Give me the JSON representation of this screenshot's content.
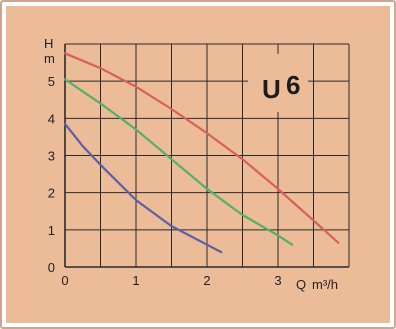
{
  "chart_data": {
    "type": "line",
    "title": "U 6",
    "title_prefix": "U",
    "title_number": "6",
    "ylabel_line1": "H",
    "ylabel_line2": "m",
    "xlabel": "Q m³/h",
    "xlabel_q": "Q",
    "xlabel_unit": "m³/h",
    "xlim": [
      0,
      4
    ],
    "ylim": [
      0,
      6
    ],
    "x_ticks": [
      "0",
      "1",
      "2",
      "3"
    ],
    "y_ticks": [
      "0",
      "1",
      "2",
      "3",
      "4",
      "5"
    ],
    "grid": true,
    "series": [
      {
        "color": "#d9605a",
        "x": [
          0,
          0.5,
          1.0,
          1.5,
          2.0,
          2.5,
          3.0,
          3.5,
          3.85
        ],
        "y": [
          5.75,
          5.35,
          4.85,
          4.25,
          3.6,
          2.9,
          2.1,
          1.25,
          0.65
        ]
      },
      {
        "color": "#52b06a",
        "x": [
          0,
          0.5,
          1.0,
          1.5,
          2.0,
          2.5,
          3.0,
          3.2
        ],
        "y": [
          5.05,
          4.4,
          3.7,
          2.9,
          2.1,
          1.4,
          0.85,
          0.6
        ]
      },
      {
        "color": "#5a5fa8",
        "x": [
          0,
          0.25,
          0.5,
          1.0,
          1.5,
          2.0,
          2.2
        ],
        "y": [
          3.85,
          3.25,
          2.75,
          1.8,
          1.1,
          0.6,
          0.4
        ]
      }
    ]
  }
}
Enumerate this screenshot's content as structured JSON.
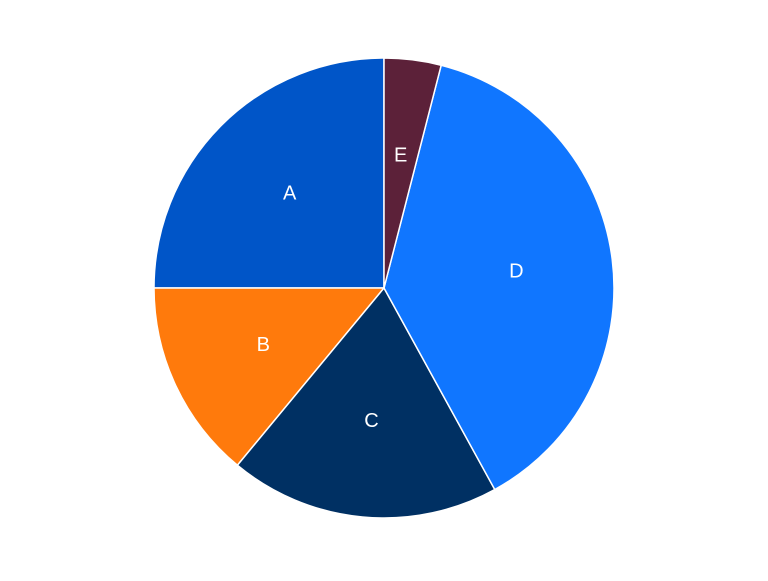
{
  "chart_data": {
    "type": "pie",
    "title": "",
    "start_angle_deg": 90,
    "direction": "counterclockwise",
    "legend": "none",
    "slices": [
      {
        "label": "A",
        "value": 25,
        "color": "#0055C8"
      },
      {
        "label": "B",
        "value": 14,
        "color": "#FF7A0C"
      },
      {
        "label": "C",
        "value": 19,
        "color": "#003063"
      },
      {
        "label": "D",
        "value": 38,
        "color": "#1076FF"
      },
      {
        "label": "E",
        "value": 4,
        "color": "#5C2139"
      }
    ]
  }
}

________________

=== TO BE DONE ===
Copy the records above exactly, omitting every picture.

=== ANSWER TO THIS PROBLEM ===
Give me the JSON representation of this screenshot's content.
{
  "chart_data": {
    "type": "line",
    "title": "U 6",
    "title_prefix": "U",
    "title_number": "6",
    "ylabel_line1": "H",
    "ylabel_line2": "m",
    "xlabel": "Q m³/h",
    "xlabel_q": "Q",
    "xlabel_unit": "m³/h",
    "xlim": [
      0,
      4
    ],
    "ylim": [
      0,
      6
    ],
    "x_ticks": [
      "0",
      "1",
      "2",
      "3"
    ],
    "y_ticks": [
      "0",
      "1",
      "2",
      "3",
      "4",
      "5"
    ],
    "grid": true,
    "series": [
      {
        "color": "#d9605a",
        "x": [
          0,
          0.5,
          1.0,
          1.5,
          2.0,
          2.5,
          3.0,
          3.5,
          3.85
        ],
        "y": [
          5.75,
          5.35,
          4.85,
          4.25,
          3.6,
          2.9,
          2.1,
          1.25,
          0.65
        ]
      },
      {
        "color": "#52b06a",
        "x": [
          0,
          0.5,
          1.0,
          1.5,
          2.0,
          2.5,
          3.0,
          3.2
        ],
        "y": [
          5.05,
          4.4,
          3.7,
          2.9,
          2.1,
          1.4,
          0.85,
          0.6
        ]
      },
      {
        "color": "#5a5fa8",
        "x": [
          0,
          0.25,
          0.5,
          1.0,
          1.5,
          2.0,
          2.2
        ],
        "y": [
          3.85,
          3.25,
          2.75,
          1.8,
          1.1,
          0.6,
          0.4
        ]
      }
    ]
  }
}
Enumerate this screenshot's content as structured JSON.
{
  "chart_data": {
    "type": "pie",
    "title": "",
    "start_angle_deg": 90,
    "direction": "counterclockwise",
    "legend": "none",
    "slices": [
      {
        "label": "A",
        "value": 25,
        "color": "#0055C8"
      },
      {
        "label": "B",
        "value": 14,
        "color": "#FF7A0C"
      },
      {
        "label": "C",
        "value": 19,
        "color": "#003063"
      },
      {
        "label": "D",
        "value": 38,
        "color": "#1076FF"
      },
      {
        "label": "E",
        "value": 4,
        "color": "#5C2139"
      }
    ]
  }
}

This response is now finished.